Figure record extracts:
---

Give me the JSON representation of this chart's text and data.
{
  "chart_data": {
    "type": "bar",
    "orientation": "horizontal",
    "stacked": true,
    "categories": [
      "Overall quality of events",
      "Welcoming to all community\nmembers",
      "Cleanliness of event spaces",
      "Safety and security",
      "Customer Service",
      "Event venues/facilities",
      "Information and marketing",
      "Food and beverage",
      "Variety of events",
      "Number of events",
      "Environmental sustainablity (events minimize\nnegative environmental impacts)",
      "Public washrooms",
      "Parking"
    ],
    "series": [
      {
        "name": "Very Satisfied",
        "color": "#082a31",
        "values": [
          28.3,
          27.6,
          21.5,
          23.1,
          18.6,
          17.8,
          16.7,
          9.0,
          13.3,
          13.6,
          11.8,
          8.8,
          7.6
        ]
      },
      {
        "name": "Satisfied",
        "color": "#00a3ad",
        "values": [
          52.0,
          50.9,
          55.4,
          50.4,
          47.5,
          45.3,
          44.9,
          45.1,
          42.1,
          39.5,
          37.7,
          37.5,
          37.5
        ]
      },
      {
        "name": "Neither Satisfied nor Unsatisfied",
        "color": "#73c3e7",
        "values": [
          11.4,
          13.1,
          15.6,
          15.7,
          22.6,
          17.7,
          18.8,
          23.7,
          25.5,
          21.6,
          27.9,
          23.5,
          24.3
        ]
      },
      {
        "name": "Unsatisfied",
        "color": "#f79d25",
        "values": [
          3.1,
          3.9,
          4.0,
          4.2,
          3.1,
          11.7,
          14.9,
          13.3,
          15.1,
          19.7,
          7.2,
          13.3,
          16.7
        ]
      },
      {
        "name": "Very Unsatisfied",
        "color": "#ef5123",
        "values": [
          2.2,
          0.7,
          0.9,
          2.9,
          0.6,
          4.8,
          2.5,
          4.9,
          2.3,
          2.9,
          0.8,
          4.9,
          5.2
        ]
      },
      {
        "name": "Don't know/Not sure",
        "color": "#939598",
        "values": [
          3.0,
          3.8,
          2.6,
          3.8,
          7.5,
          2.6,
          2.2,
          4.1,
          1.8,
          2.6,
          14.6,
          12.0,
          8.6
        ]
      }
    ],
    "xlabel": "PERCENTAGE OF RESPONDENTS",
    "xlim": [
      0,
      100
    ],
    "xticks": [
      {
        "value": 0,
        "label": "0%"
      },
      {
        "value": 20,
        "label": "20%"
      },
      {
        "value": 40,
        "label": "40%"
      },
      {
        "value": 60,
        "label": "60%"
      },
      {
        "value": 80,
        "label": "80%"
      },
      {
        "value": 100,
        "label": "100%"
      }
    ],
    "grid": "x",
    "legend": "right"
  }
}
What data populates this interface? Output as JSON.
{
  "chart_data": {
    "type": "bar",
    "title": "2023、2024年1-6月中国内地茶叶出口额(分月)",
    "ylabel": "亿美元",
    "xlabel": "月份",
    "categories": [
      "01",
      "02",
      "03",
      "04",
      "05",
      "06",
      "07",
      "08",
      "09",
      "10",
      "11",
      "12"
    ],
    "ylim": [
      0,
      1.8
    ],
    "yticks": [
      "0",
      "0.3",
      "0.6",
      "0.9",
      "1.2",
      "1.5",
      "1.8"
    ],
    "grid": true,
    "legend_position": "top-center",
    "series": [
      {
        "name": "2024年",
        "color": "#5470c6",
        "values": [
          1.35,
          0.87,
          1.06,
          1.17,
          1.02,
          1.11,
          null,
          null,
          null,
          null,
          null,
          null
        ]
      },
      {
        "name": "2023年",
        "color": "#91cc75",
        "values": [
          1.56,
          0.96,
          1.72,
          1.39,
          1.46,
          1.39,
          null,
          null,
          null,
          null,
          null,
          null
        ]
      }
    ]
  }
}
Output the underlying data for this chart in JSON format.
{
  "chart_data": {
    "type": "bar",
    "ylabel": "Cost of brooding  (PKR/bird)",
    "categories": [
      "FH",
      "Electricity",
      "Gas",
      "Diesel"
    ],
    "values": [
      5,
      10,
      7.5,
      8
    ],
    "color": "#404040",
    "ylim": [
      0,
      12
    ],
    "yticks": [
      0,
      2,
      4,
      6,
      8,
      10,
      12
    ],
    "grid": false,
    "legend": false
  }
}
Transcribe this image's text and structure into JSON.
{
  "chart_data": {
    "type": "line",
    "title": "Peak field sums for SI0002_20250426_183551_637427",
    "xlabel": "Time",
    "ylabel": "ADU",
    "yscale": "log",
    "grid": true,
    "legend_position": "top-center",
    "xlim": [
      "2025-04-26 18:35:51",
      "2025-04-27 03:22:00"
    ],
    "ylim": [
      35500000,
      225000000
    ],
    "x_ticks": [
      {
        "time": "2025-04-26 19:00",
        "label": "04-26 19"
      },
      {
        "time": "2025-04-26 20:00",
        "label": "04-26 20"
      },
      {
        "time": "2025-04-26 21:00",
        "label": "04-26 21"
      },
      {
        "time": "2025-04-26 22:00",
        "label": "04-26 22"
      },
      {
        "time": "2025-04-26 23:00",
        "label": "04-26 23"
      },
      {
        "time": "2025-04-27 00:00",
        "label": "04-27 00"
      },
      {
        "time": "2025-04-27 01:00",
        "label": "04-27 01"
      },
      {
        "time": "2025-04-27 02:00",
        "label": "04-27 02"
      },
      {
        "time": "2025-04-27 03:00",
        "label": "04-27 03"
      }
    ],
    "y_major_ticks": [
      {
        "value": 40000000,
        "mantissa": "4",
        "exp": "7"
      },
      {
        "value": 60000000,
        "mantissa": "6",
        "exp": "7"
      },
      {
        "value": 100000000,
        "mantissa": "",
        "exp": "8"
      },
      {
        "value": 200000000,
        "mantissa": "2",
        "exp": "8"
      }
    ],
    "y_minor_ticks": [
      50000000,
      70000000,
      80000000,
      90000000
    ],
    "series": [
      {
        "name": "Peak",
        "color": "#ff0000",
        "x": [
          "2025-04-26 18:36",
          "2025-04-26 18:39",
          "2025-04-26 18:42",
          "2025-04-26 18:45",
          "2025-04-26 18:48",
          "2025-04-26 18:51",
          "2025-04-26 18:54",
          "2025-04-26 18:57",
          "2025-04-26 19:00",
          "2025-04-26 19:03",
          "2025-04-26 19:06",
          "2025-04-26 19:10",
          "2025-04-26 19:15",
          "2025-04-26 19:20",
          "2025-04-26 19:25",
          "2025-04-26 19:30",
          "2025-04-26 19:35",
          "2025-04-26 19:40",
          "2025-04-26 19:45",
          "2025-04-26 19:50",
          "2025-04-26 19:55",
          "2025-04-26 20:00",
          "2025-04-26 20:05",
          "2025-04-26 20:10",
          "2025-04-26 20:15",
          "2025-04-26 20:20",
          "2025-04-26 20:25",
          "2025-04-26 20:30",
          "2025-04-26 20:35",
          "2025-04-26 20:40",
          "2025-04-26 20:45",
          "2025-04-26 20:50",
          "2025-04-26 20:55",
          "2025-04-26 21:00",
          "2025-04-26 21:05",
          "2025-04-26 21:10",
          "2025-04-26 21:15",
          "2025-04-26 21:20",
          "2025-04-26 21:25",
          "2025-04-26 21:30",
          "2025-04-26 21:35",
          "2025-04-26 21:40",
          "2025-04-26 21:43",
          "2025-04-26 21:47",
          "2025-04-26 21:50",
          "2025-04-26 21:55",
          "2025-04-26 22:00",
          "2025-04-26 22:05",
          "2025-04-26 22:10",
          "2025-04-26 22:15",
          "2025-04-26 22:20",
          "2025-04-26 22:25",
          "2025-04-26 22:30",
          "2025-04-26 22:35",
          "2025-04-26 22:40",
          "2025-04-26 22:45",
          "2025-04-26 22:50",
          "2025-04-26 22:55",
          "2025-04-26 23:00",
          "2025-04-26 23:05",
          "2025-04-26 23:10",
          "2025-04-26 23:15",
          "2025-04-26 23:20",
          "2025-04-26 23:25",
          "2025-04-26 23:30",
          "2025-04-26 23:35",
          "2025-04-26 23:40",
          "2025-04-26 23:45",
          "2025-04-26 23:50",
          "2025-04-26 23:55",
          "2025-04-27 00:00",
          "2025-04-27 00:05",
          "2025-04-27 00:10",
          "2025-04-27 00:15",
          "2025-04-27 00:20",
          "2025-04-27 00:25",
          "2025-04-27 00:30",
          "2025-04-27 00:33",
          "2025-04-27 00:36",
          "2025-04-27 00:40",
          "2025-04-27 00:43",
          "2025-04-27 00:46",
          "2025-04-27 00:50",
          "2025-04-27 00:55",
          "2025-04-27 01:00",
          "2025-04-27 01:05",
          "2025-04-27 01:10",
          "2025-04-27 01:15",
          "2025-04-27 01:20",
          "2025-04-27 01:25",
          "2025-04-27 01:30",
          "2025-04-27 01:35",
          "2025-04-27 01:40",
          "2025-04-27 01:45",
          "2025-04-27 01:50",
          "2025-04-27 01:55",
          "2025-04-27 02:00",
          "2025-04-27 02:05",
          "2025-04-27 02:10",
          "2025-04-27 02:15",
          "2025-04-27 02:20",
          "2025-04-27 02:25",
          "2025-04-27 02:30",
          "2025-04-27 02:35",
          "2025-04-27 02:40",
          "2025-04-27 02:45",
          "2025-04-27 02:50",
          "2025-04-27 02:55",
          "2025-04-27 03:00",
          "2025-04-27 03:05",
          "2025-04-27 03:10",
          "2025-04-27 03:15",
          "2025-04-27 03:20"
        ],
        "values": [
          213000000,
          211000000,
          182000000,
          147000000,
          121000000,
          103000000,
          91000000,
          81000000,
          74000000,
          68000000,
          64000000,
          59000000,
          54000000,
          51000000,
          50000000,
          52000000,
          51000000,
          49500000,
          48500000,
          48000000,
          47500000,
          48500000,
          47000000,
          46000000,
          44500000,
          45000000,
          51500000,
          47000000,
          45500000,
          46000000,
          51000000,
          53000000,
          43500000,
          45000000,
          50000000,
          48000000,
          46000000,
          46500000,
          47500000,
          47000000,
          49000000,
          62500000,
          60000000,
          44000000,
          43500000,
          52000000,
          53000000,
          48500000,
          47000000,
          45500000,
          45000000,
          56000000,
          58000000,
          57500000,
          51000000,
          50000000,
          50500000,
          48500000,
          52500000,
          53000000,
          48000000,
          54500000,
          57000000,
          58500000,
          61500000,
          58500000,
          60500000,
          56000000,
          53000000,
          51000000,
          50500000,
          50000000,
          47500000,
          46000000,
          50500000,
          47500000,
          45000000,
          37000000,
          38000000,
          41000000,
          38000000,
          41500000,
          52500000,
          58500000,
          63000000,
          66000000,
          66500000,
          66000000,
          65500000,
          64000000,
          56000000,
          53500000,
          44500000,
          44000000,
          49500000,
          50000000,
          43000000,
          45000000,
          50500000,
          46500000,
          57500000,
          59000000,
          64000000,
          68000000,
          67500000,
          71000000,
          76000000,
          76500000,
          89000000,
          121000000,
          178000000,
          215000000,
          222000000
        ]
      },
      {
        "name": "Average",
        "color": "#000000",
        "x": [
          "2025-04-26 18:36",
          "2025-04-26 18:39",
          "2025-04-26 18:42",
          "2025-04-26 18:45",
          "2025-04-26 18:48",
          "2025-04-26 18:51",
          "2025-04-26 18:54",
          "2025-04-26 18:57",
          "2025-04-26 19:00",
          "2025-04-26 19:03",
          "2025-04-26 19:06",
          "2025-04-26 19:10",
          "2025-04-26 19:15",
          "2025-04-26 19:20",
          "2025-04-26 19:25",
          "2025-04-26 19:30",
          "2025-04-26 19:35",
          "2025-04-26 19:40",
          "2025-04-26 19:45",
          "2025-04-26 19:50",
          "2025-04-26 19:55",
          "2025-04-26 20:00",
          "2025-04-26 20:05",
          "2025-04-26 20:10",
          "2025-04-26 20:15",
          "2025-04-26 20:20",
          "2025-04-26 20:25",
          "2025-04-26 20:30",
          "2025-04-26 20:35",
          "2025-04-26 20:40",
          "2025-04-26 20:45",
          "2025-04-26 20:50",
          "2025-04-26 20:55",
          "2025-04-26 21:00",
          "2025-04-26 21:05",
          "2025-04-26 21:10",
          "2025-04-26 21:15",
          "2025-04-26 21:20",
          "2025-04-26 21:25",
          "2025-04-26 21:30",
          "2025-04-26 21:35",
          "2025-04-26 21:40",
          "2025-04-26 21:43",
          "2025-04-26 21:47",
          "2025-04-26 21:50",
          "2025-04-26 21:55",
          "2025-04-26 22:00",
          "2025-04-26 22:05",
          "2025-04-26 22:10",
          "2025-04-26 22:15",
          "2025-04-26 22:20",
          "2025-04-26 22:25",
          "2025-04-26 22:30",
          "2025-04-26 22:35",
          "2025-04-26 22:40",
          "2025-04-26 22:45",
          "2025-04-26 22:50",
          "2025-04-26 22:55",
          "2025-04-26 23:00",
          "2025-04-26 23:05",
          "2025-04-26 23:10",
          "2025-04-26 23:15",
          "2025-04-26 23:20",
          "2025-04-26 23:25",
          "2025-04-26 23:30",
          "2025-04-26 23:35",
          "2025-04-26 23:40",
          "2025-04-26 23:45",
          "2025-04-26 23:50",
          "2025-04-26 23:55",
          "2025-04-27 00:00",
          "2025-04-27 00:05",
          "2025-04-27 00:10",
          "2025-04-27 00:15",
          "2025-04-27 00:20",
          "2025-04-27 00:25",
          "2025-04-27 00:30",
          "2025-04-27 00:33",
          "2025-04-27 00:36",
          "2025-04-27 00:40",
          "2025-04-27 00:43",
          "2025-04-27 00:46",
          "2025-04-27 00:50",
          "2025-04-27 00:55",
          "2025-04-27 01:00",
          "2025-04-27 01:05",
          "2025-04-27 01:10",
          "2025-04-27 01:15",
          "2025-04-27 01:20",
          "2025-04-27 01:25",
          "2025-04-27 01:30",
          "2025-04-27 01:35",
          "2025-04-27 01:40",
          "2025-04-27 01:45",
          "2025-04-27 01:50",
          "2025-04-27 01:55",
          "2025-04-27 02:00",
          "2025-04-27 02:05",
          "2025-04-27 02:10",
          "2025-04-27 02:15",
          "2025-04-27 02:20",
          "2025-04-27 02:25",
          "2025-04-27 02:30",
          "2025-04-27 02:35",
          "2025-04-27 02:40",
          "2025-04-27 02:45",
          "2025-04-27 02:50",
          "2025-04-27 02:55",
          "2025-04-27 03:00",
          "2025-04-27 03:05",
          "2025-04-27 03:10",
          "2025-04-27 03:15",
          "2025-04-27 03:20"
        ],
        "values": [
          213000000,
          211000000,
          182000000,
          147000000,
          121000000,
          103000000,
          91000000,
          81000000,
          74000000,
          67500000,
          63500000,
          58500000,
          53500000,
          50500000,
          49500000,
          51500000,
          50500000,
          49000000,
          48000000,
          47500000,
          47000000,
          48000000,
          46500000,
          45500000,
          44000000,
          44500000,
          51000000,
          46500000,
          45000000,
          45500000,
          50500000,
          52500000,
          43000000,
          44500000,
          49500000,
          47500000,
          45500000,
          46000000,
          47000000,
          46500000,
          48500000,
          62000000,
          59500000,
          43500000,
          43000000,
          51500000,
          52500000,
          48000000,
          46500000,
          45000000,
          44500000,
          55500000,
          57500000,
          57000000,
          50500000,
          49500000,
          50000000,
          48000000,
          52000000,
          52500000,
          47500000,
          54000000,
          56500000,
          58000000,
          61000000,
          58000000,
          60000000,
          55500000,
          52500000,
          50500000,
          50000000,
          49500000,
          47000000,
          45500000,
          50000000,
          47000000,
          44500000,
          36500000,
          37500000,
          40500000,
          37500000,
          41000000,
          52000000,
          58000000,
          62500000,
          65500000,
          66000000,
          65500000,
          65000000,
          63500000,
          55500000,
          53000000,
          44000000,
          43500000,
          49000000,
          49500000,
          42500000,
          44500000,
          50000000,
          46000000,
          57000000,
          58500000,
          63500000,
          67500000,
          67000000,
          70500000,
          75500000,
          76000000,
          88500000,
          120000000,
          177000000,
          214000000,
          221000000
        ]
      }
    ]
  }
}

---

* [Required task] Look above for lines with the word "ylabel" and copy them all.

* [Response]
    "ylabel": "亿美元",
    "ylabel": "Cost of brooding  (PKR/bird)",
    "ylabel": "ADU",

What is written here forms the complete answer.